------ MATERIAL PROVIDED ------

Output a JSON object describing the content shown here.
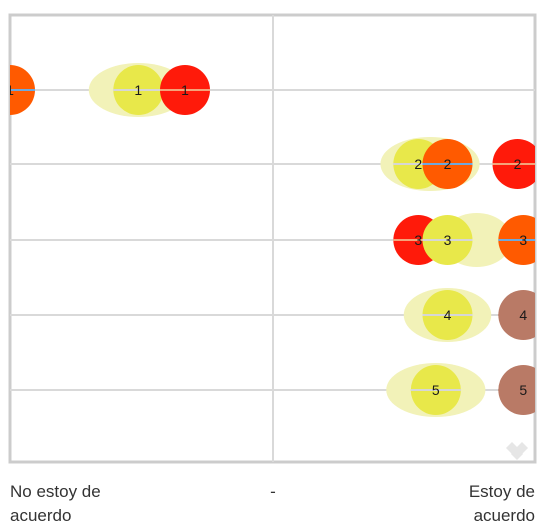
{
  "chart_data": {
    "type": "scatter",
    "x_scale": {
      "left": "No estoy de acuerdo",
      "middle": "-",
      "right": "Estoy de acuerdo"
    },
    "xlim": [
      1,
      10
    ],
    "rows": [
      {
        "row": 1,
        "highlight": {
          "center": 3.2,
          "spread": 0.85
        },
        "points": [
          {
            "label": "1",
            "x": 1.0,
            "color": "#ff5a00",
            "line_color": "#6fa8dc"
          },
          {
            "label": "1",
            "x": 3.2,
            "color": "#e8e84a",
            "line_color": "#d6d6d6"
          },
          {
            "label": "1",
            "x": 4.0,
            "color": "#ff1a0a",
            "line_color": "#f4a37a"
          }
        ]
      },
      {
        "row": 2,
        "highlight": {
          "center": 8.2,
          "spread": 0.85
        },
        "points": [
          {
            "label": "2",
            "x": 8.0,
            "color": "#e8e84a",
            "line_color": "#d6d6d6"
          },
          {
            "label": "2",
            "x": 8.5,
            "color": "#ff5a00",
            "line_color": "#6fa8dc"
          },
          {
            "label": "2",
            "x": 9.7,
            "color": "#ff1a0a",
            "line_color": "#f4a37a"
          }
        ]
      },
      {
        "row": 3,
        "highlight": {
          "center": 9.0,
          "spread": 0.6
        },
        "points": [
          {
            "label": "3",
            "x": 8.0,
            "color": "#ff1a0a",
            "line_color": "#f4a37a"
          },
          {
            "label": "3",
            "x": 8.5,
            "color": "#e8e84a",
            "line_color": "#d6d6d6"
          },
          {
            "label": "3",
            "x": 9.8,
            "color": "#ff5a00",
            "line_color": "#6fa8dc"
          }
        ]
      },
      {
        "row": 4,
        "highlight": {
          "center": 8.5,
          "spread": 0.75
        },
        "points": [
          {
            "label": "4",
            "x": 8.5,
            "color": "#e8e84a",
            "line_color": "#d6d6d6"
          },
          {
            "label": "4",
            "x": 9.8,
            "color": "#b97a66",
            "line_color": "#b97a66"
          }
        ]
      },
      {
        "row": 5,
        "highlight": {
          "center": 8.3,
          "spread": 0.85
        },
        "points": [
          {
            "label": "5",
            "x": 8.3,
            "color": "#e8e84a",
            "line_color": "#d6d6d6"
          },
          {
            "label": "5",
            "x": 9.8,
            "color": "#b97a66",
            "line_color": "#b97a66"
          }
        ]
      }
    ],
    "highlight_color": "#f2f2b8",
    "grid": true
  },
  "watermark": {
    "icon": "diamonds-logo-icon"
  },
  "colors": {
    "grid": "#d9d9d9",
    "frame": "#cccccc",
    "text": "#333333"
  }
}
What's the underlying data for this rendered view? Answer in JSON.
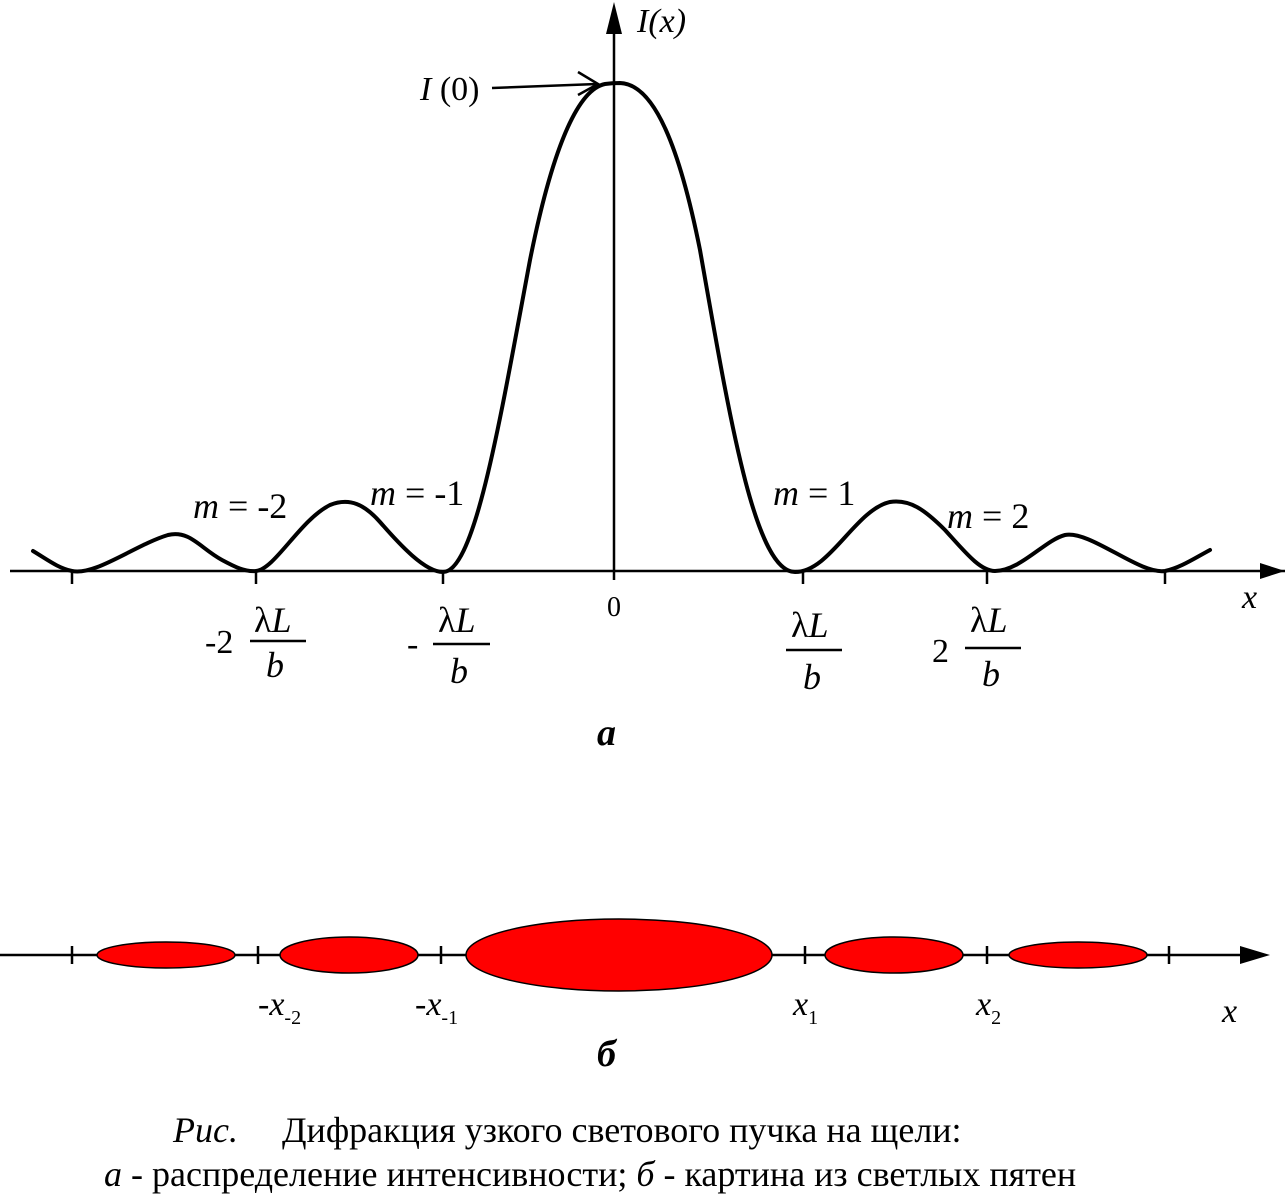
{
  "figure_a": {
    "y_axis_label": "I(x)",
    "x_axis_label": "x",
    "peak_label_italic": "I",
    "peak_label_rest": " (0)",
    "origin_label": "0",
    "sub_label": "а",
    "order_labels": [
      {
        "m": "m",
        "eq": " = ",
        "n": "-2"
      },
      {
        "m": "m",
        "eq": " = ",
        "n": "-1"
      },
      {
        "m": "m",
        "eq": " = ",
        "n": "1"
      },
      {
        "m": "m",
        "eq": " = ",
        "n": "2"
      }
    ],
    "tick_labels": [
      {
        "prefix": "-2",
        "num_greek": "λ",
        "num_var": "L",
        "den": "b"
      },
      {
        "prefix": "-",
        "num_greek": "λ",
        "num_var": "L",
        "den": "b"
      },
      {
        "prefix": "",
        "num_greek": "λ",
        "num_var": "L",
        "den": "b"
      },
      {
        "prefix": "2",
        "num_greek": "λ",
        "num_var": "L",
        "den": "b"
      }
    ]
  },
  "figure_b": {
    "x_axis_label": "x",
    "sub_label": "б",
    "spot_color": "#ff0000",
    "minimum_labels": [
      {
        "sign": "-",
        "var": "x",
        "sub": "-2"
      },
      {
        "sign": "-",
        "var": "x",
        "sub": "-1"
      },
      {
        "sign": "",
        "var": "x",
        "sub": "1"
      },
      {
        "sign": "",
        "var": "x",
        "sub": "2"
      }
    ]
  },
  "caption": {
    "line1_label": "Рис.",
    "line1_text": "Дифракция узкого светового пучка на щели:",
    "line2_a": "а",
    "line2_a_text": " - распределение интенсивности; ",
    "line2_b": "б",
    "line2_b_text": " - картина из светлых пятен"
  }
}
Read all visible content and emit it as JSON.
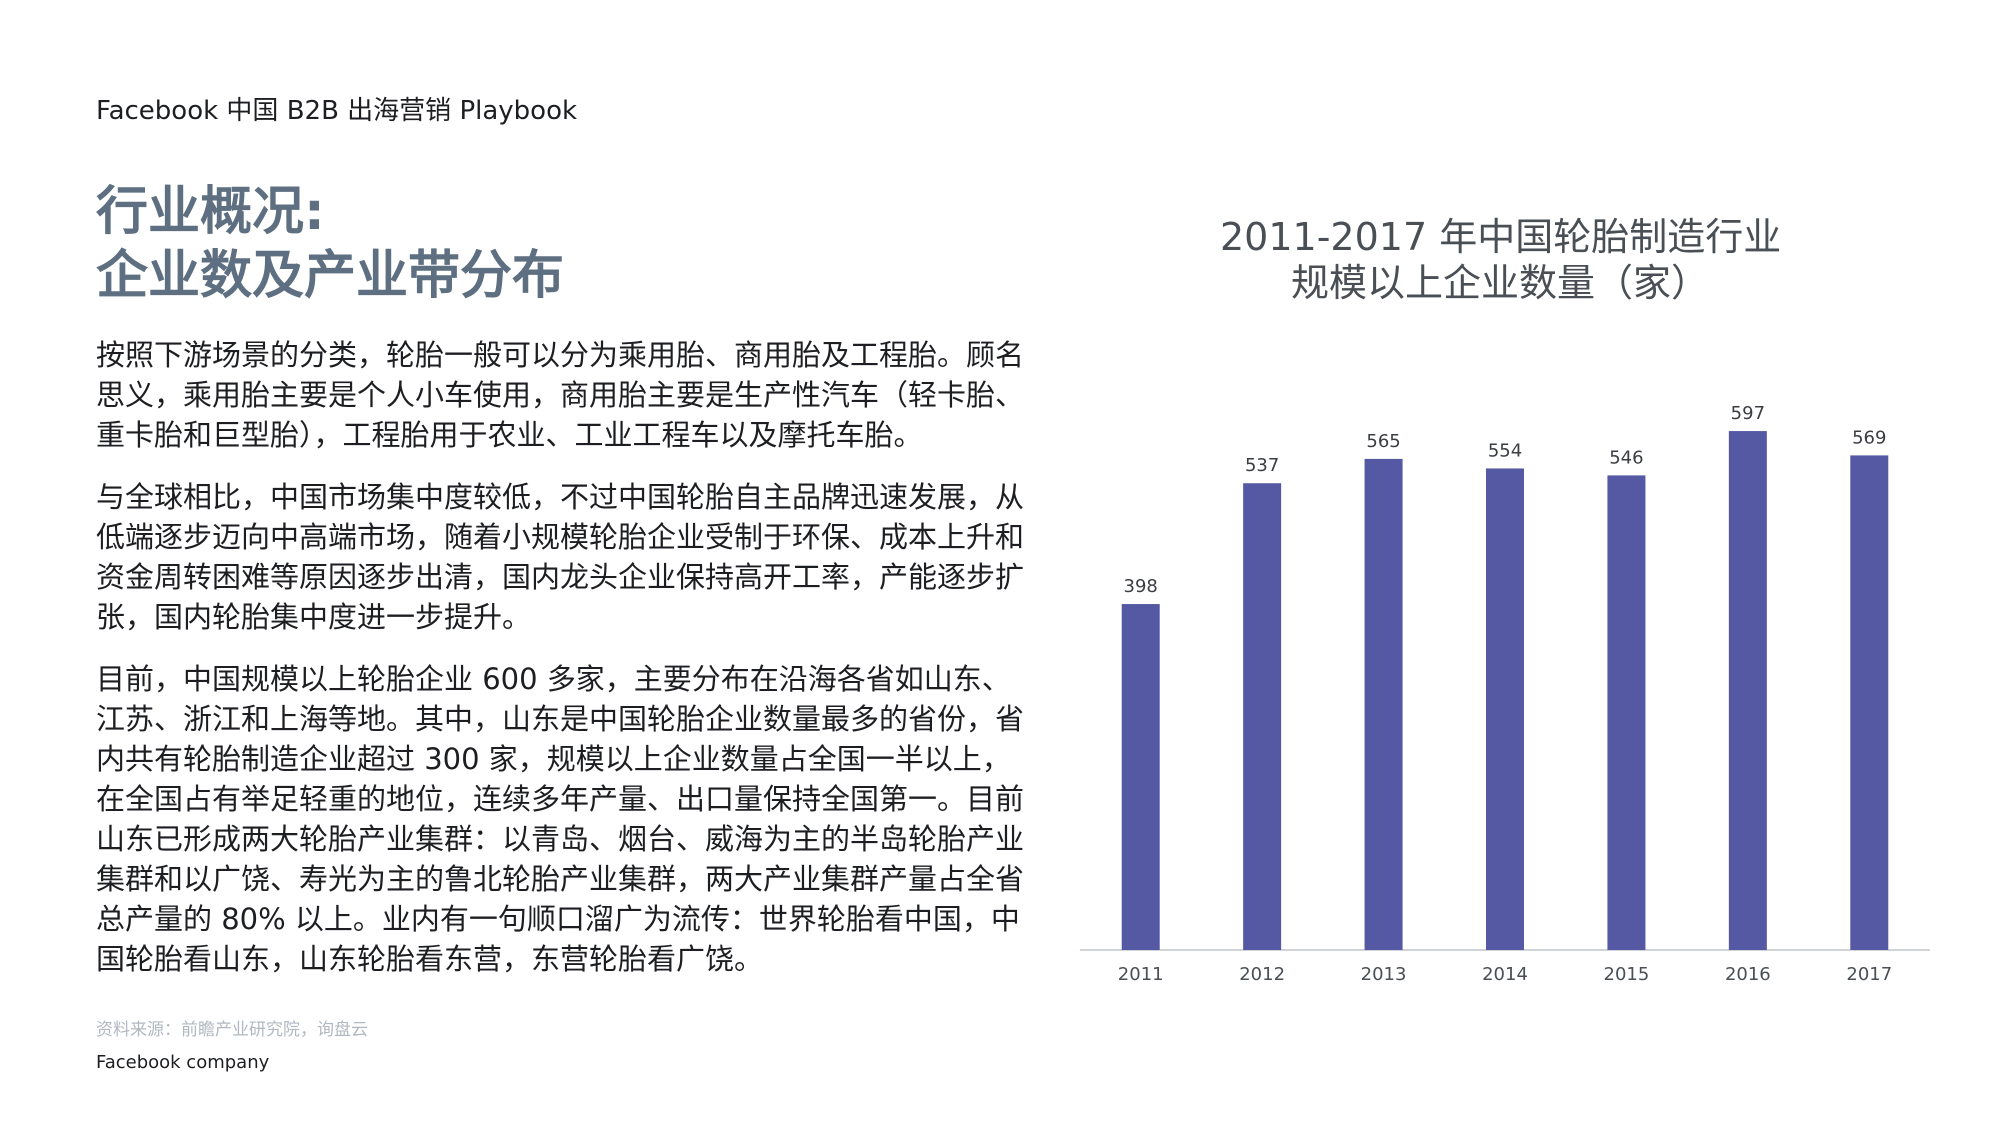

------

§ **GIVEN TASK**
Write out the whole listing again, exactly, with no pictures.

§ **SOLUTION TO THIS TASK**
Output a JSON object describing the content shown here.
{
  "chart_data": {
    "type": "scatter",
    "x_scale": {
      "left": "No estoy de acuerdo",
      "middle": "-",
      "right": "Estoy de acuerdo"
    },
    "xlim": [
      1,
      10
    ],
    "rows": [
      {
        "row": 1,
        "highlight": {
          "center": 3.2,
          "spread": 0.85
        },
        "points": [
          {
            "label": "1",
            "x": 1.0,
            "color": "#ff5a00",
            "line_color": "#6fa8dc"
          },
          {
            "label": "1",
            "x": 3.2,
            "color": "#e8e84a",
            "line_color": "#d6d6d6"
          },
          {
            "label": "1",
            "x": 4.0,
            "color": "#ff1a0a",
            "line_color": "#f4a37a"
          }
        ]
      },
      {
        "row": 2,
        "highlight": {
          "center": 8.2,
          "spread": 0.85
        },
        "points": [
          {
            "label": "2",
            "x": 8.0,
            "color": "#e8e84a",
            "line_color": "#d6d6d6"
          },
          {
            "label": "2",
            "x": 8.5,
            "color": "#ff5a00",
            "line_color": "#6fa8dc"
          },
          {
            "label": "2",
            "x": 9.7,
            "color": "#ff1a0a",
            "line_color": "#f4a37a"
          }
        ]
      },
      {
        "row": 3,
        "highlight": {
          "center": 9.0,
          "spread": 0.6
        },
        "points": [
          {
            "label": "3",
            "x": 8.0,
            "color": "#ff1a0a",
            "line_color": "#f4a37a"
          },
          {
            "label": "3",
            "x": 8.5,
            "color": "#e8e84a",
            "line_color": "#d6d6d6"
          },
          {
            "label": "3",
            "x": 9.8,
            "color": "#ff5a00",
            "line_color": "#6fa8dc"
          }
        ]
      },
      {
        "row": 4,
        "highlight": {
          "center": 8.5,
          "spread": 0.75
        },
        "points": [
          {
            "label": "4",
            "x": 8.5,
            "color": "#e8e84a",
            "line_color": "#d6d6d6"
          },
          {
            "label": "4",
            "x": 9.8,
            "color": "#b97a66",
            "line_color": "#b97a66"
          }
        ]
      },
      {
        "row": 5,
        "highlight": {
          "center": 8.3,
          "spread": 0.85
        },
        "points": [
          {
            "label": "5",
            "x": 8.3,
            "color": "#e8e84a",
            "line_color": "#d6d6d6"
          },
          {
            "label": "5",
            "x": 9.8,
            "color": "#b97a66",
            "line_color": "#b97a66"
          }
        ]
      }
    ],
    "highlight_color": "#f2f2b8",
    "grid": true
  },
  "watermark": {
    "icon": "diamonds-logo-icon"
  },
  "colors": {
    "grid": "#d9d9d9",
    "frame": "#cccccc",
    "text": "#333333"
  }
}
What's the underlying data for this rendered view? Answer in JSON.
{
  "figure_a": {
    "y_axis_label": "I(x)",
    "x_axis_label": "x",
    "peak_label_italic": "I",
    "peak_label_rest": " (0)",
    "origin_label": "0",
    "sub_label": "а",
    "order_labels": [
      {
        "m": "m",
        "eq": " = ",
        "n": "-2"
      },
      {
        "m": "m",
        "eq": " = ",
        "n": "-1"
      },
      {
        "m": "m",
        "eq": " = ",
        "n": "1"
      },
      {
        "m": "m",
        "eq": " = ",
        "n": "2"
      }
    ],
    "tick_labels": [
      {
        "prefix": "-2",
        "num_greek": "λ",
        "num_var": "L",
        "den": "b"
      },
      {
        "prefix": "-",
        "num_greek": "λ",
        "num_var": "L",
        "den": "b"
      },
      {
        "prefix": "",
        "num_greek": "λ",
        "num_var": "L",
        "den": "b"
      },
      {
        "prefix": "2",
        "num_greek": "λ",
        "num_var": "L",
        "den": "b"
      }
    ]
  },
  "figure_b": {
    "x_axis_label": "x",
    "sub_label": "б",
    "spot_color": "#ff0000",
    "minimum_labels": [
      {
        "sign": "-",
        "var": "x",
        "sub": "-2"
      },
      {
        "sign": "-",
        "var": "x",
        "sub": "-1"
      },
      {
        "sign": "",
        "var": "x",
        "sub": "1"
      },
      {
        "sign": "",
        "var": "x",
        "sub": "2"
      }
    ]
  },
  "caption": {
    "line1_label": "Рис.",
    "line1_text": "Дифракция узкого светового пучка на щели:",
    "line2_a": "а",
    "line2_a_text": " - распределение интенсивности; ",
    "line2_b": "б",
    "line2_b_text": " - картина из светлых пятен"
  }
}
Read all visible content and emit it as JSON.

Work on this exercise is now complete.